(Data entries)
++++++++++++++++++++

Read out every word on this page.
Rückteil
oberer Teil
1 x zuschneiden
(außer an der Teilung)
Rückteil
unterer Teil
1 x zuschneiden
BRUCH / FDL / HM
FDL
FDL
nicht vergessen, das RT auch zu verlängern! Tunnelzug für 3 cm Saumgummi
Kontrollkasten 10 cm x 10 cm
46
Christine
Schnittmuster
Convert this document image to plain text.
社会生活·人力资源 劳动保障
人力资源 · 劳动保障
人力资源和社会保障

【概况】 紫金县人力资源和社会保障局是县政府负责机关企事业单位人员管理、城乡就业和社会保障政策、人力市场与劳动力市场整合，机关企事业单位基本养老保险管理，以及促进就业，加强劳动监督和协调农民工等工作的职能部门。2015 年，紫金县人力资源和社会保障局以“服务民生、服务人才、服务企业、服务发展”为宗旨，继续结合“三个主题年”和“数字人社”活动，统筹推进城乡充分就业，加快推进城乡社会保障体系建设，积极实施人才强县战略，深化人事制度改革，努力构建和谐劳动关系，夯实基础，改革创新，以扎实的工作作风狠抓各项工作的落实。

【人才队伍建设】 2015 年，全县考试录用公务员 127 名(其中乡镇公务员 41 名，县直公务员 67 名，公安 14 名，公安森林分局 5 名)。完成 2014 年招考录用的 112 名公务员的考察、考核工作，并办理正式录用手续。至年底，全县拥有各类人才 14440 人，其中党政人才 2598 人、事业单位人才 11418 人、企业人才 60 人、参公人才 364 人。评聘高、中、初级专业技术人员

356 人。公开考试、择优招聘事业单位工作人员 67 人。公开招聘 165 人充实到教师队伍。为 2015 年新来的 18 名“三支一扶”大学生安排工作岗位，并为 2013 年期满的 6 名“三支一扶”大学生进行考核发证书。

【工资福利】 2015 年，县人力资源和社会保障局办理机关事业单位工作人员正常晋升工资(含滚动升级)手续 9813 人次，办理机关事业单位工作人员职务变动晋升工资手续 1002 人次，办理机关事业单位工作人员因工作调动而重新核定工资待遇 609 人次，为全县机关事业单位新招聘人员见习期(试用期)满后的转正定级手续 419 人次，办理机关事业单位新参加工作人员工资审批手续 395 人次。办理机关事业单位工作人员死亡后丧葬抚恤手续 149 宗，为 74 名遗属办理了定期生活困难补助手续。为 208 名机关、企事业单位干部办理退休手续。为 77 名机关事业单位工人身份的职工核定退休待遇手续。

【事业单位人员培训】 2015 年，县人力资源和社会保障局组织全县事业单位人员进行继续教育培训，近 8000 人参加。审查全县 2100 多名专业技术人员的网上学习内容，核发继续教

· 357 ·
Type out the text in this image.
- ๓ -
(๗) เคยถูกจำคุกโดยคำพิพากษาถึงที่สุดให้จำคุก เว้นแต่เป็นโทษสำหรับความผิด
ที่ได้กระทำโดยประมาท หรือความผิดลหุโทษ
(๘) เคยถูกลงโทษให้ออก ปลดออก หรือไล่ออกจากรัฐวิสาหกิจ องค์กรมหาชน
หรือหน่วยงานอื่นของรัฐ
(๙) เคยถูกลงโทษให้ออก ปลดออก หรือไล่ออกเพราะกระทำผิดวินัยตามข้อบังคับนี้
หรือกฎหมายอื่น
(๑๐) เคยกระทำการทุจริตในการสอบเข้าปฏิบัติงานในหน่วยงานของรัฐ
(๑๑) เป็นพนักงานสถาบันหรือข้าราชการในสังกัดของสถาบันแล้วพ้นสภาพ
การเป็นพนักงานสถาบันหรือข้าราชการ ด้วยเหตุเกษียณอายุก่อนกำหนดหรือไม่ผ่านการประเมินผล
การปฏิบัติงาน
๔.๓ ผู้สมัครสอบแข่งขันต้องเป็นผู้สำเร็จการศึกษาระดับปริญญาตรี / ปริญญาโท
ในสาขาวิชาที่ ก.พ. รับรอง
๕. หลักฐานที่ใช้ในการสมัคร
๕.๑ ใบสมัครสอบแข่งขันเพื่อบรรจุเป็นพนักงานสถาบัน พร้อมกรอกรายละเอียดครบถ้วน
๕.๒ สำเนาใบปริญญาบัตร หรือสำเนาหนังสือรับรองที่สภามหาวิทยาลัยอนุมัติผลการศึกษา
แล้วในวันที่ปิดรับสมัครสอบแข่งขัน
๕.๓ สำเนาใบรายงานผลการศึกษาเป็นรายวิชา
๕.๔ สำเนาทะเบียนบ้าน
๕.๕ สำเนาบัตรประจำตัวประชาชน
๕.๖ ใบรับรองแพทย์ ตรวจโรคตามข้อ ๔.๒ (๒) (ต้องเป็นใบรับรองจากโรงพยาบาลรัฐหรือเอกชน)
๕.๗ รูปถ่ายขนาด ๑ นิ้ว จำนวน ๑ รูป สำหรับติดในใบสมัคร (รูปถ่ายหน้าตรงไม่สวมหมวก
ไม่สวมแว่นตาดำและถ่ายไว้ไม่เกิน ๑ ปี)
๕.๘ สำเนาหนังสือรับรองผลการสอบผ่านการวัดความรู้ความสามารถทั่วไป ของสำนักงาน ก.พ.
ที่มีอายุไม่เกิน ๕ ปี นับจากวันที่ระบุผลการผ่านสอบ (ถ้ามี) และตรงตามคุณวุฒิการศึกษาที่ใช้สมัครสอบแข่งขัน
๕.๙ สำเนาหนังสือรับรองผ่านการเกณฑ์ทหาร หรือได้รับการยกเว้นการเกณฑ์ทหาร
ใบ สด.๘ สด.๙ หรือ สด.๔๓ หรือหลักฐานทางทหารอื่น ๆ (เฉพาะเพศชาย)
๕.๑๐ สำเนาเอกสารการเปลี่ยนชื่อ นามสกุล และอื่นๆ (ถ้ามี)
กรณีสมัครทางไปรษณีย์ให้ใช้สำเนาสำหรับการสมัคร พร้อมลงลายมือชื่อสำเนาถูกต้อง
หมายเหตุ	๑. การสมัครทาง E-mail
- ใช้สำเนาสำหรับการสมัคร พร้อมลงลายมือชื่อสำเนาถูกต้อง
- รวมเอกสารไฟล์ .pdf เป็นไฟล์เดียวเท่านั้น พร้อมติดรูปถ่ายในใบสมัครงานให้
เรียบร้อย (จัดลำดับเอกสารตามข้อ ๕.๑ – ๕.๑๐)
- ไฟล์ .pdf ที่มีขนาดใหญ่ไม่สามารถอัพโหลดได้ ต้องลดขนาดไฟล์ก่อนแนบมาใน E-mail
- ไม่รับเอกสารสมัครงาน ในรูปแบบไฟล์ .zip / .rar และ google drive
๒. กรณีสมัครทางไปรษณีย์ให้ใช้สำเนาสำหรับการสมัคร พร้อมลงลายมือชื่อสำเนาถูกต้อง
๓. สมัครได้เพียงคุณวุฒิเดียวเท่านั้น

++++++++++++++++++++

## [The problem]
From the first line to the last, please quote the material above exactly.

## [Full solution]
Read out every word on this page.
Rückteil
oberer Teil
1 x zuschneiden
(außer an der Teilung)
Rückteil
unterer Teil
1 x zuschneiden
BRUCH / FDL / HM
FDL
FDL
nicht vergessen, das RT auch zu verlängern! Tunnelzug für 3 cm Saumgummi
Kontrollkasten 10 cm x 10 cm
46
Christine
Schnittmuster
Convert this document image to plain text.
社会生活·人力资源 劳动保障
人力资源 · 劳动保障
人力资源和社会保障

【概况】 紫金县人力资源和社会保障局是县政府负责机关企事业单位人员管理、城乡就业和社会保障政策、人力市场与劳动力市场整合，机关企事业单位基本养老保险管理，以及促进就业，加强劳动监督和协调农民工等工作的职能部门。2015 年，紫金县人力资源和社会保障局以“服务民生、服务人才、服务企业、服务发展”为宗旨，继续结合“三个主题年”和“数字人社”活动，统筹推进城乡充分就业，加快推进城乡社会保障体系建设，积极实施人才强县战略，深化人事制度改革，努力构建和谐劳动关系，夯实基础，改革创新，以扎实的工作作风狠抓各项工作的落实。

【人才队伍建设】 2015 年，全县考试录用公务员 127 名(其中乡镇公务员 41 名，县直公务员 67 名，公安 14 名，公安森林分局 5 名)。完成 2014 年招考录用的 112 名公务员的考察、考核工作，并办理正式录用手续。至年底，全县拥有各类人才 14440 人，其中党政人才 2598 人、事业单位人才 11418 人、企业人才 60 人、参公人才 364 人。评聘高、中、初级专业技术人员

356 人。公开考试、择优招聘事业单位工作人员 67 人。公开招聘 165 人充实到教师队伍。为 2015 年新来的 18 名“三支一扶”大学生安排工作岗位，并为 2013 年期满的 6 名“三支一扶”大学生进行考核发证书。

【工资福利】 2015 年，县人力资源和社会保障局办理机关事业单位工作人员正常晋升工资(含滚动升级)手续 9813 人次，办理机关事业单位工作人员职务变动晋升工资手续 1002 人次，办理机关事业单位工作人员因工作调动而重新核定工资待遇 609 人次，为全县机关事业单位新招聘人员见习期(试用期)满后的转正定级手续 419 人次，办理机关事业单位新参加工作人员工资审批手续 395 人次。办理机关事业单位工作人员死亡后丧葬抚恤手续 149 宗，为 74 名遗属办理了定期生活困难补助手续。为 208 名机关、企事业单位干部办理退休手续。为 77 名机关事业单位工人身份的职工核定退休待遇手续。

【事业单位人员培训】 2015 年，县人力资源和社会保障局组织全县事业单位人员进行继续教育培训，近 8000 人参加。审查全县 2100 多名专业技术人员的网上学习内容，核发继续教

· 357 ·
Type out the text in this image.
- ๓ -
(๗) เคยถูกจำคุกโดยคำพิพากษาถึงที่สุดให้จำคุก เว้นแต่เป็นโทษสำหรับความผิด
ที่ได้กระทำโดยประมาท หรือความผิดลหุโทษ
(๘) เคยถูกลงโทษให้ออก ปลดออก หรือไล่ออกจากรัฐวิสาหกิจ องค์กรมหาชน
หรือหน่วยงานอื่นของรัฐ
(๙) เคยถูกลงโทษให้ออก ปลดออก หรือไล่ออกเพราะกระทำผิดวินัยตามข้อบังคับนี้
หรือกฎหมายอื่น
(๑๐) เคยกระทำการทุจริตในการสอบเข้าปฏิบัติงานในหน่วยงานของรัฐ
(๑๑) เป็นพนักงานสถาบันหรือข้าราชการในสังกัดของสถาบันแล้วพ้นสภาพ
การเป็นพนักงานสถาบันหรือข้าราชการ ด้วยเหตุเกษียณอายุก่อนกำหนดหรือไม่ผ่านการประเมินผล
การปฏิบัติงาน
๔.๓ ผู้สมัครสอบแข่งขันต้องเป็นผู้สำเร็จการศึกษาระดับปริญญาตรี / ปริญญาโท
ในสาขาวิชาที่ ก.พ. รับรอง
๕. หลักฐานที่ใช้ในการสมัคร
๕.๑ ใบสมัครสอบแข่งขันเพื่อบรรจุเป็นพนักงานสถาบัน พร้อมกรอกรายละเอียดครบถ้วน
๕.๒ สำเนาใบปริญญาบัตร หรือสำเนาหนังสือรับรองที่สภามหาวิทยาลัยอนุมัติผลการศึกษา
แล้วในวันที่ปิดรับสมัครสอบแข่งขัน
๕.๓ สำเนาใบรายงานผลการศึกษาเป็นรายวิชา
๕.๔ สำเนาทะเบียนบ้าน
๕.๕ สำเนาบัตรประจำตัวประชาชน
๕.๖ ใบรับรองแพทย์ ตรวจโรคตามข้อ ๔.๒ (๒) (ต้องเป็นใบรับรองจากโรงพยาบาลรัฐหรือเอกชน)
๕.๗ รูปถ่ายขนาด ๑ นิ้ว จำนวน ๑ รูป สำหรับติดในใบสมัคร (รูปถ่ายหน้าตรงไม่สวมหมวก
ไม่สวมแว่นตาดำและถ่ายไว้ไม่เกิน ๑ ปี)
๕.๘ สำเนาหนังสือรับรองผลการสอบผ่านการวัดความรู้ความสามารถทั่วไป ของสำนักงาน ก.พ.
ที่มีอายุไม่เกิน ๕ ปี นับจากวันที่ระบุผลการผ่านสอบ (ถ้ามี) และตรงตามคุณวุฒิการศึกษาที่ใช้สมัครสอบแข่งขัน
๕.๙ สำเนาหนังสือรับรองผ่านการเกณฑ์ทหาร หรือได้รับการยกเว้นการเกณฑ์ทหาร
ใบ สด.๘ สด.๙ หรือ สด.๔๓ หรือหลักฐานทางทหารอื่น ๆ (เฉพาะเพศชาย)
๕.๑๐ สำเนาเอกสารการเปลี่ยนชื่อ นามสกุล และอื่นๆ (ถ้ามี)
กรณีสมัครทางไปรษณีย์ให้ใช้สำเนาสำหรับการสมัคร พร้อมลงลายมือชื่อสำเนาถูกต้อง
หมายเหตุ	๑. การสมัครทาง E-mail
- ใช้สำเนาสำหรับการสมัคร พร้อมลงลายมือชื่อสำเนาถูกต้อง
- รวมเอกสารไฟล์ .pdf เป็นไฟล์เดียวเท่านั้น พร้อมติดรูปถ่ายในใบสมัครงานให้
เรียบร้อย (จัดลำดับเอกสารตามข้อ ๕.๑ – ๕.๑๐)
- ไฟล์ .pdf ที่มีขนาดใหญ่ไม่สามารถอัพโหลดได้ ต้องลดขนาดไฟล์ก่อนแนบมาใน E-mail
- ไม่รับเอกสารสมัครงาน ในรูปแบบไฟล์ .zip / .rar และ google drive
๒. กรณีสมัครทางไปรษณีย์ให้ใช้สำเนาสำหรับการสมัคร พร้อมลงลายมือชื่อสำเนาถูกต้อง
๓. สมัครได้เพียงคุณวุฒิเดียวเท่านั้น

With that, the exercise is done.